(Task brief): Only lines with the string "icon" matter here; gather them from the material below.

──────────

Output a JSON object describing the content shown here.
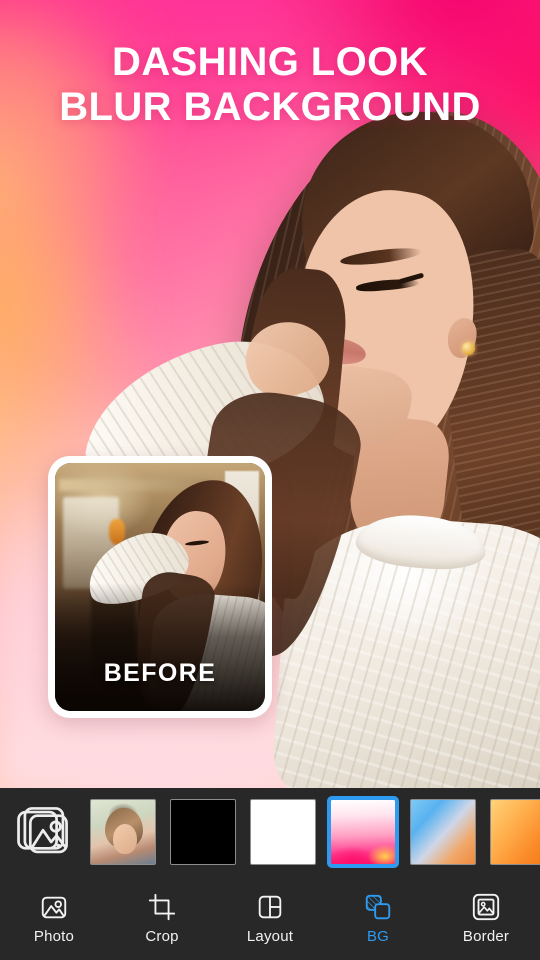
{
  "headline": {
    "line1": "DASHING LOOK",
    "line2": "BLUR BACKGROUND"
  },
  "preview": {
    "before_card": {
      "label": "BEFORE"
    }
  },
  "background_strip": {
    "gallery_button": {
      "icon": "gallery-stack-icon"
    },
    "thumbnails": [
      {
        "id": "photo",
        "type": "image",
        "label": "Photo background",
        "selected": false
      },
      {
        "id": "black",
        "type": "color",
        "label": "Black",
        "color": "#000000",
        "selected": false
      },
      {
        "id": "white",
        "type": "color",
        "label": "White",
        "color": "#ffffff",
        "selected": false
      },
      {
        "id": "pink",
        "type": "gradient",
        "label": "Pink gradient",
        "color": "#ff1166",
        "selected": true
      },
      {
        "id": "blue",
        "type": "gradient",
        "label": "Blue gradient",
        "color": "#58b2f0",
        "selected": false
      },
      {
        "id": "orange",
        "type": "gradient",
        "label": "Orange gradient",
        "color": "#fb8c2a",
        "selected": false
      }
    ]
  },
  "bottom_nav": {
    "active": "bg",
    "items": [
      {
        "id": "photo",
        "label": "Photo",
        "icon": "photo-icon"
      },
      {
        "id": "crop",
        "label": "Crop",
        "icon": "crop-icon"
      },
      {
        "id": "layout",
        "label": "Layout",
        "icon": "layout-icon"
      },
      {
        "id": "bg",
        "label": "BG",
        "icon": "bg-icon"
      },
      {
        "id": "border",
        "label": "Border",
        "icon": "border-icon"
      }
    ]
  },
  "colors": {
    "accent": "#2e9bf0",
    "panel": "#282828",
    "text": "#f2f2f2"
  }
}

──────────

(Expected answer):
      "icon": "gallery-stack-icon"
        "icon": "photo-icon"
        "icon": "crop-icon"
        "icon": "layout-icon"
        "icon": "bg-icon"
        "icon": "border-icon"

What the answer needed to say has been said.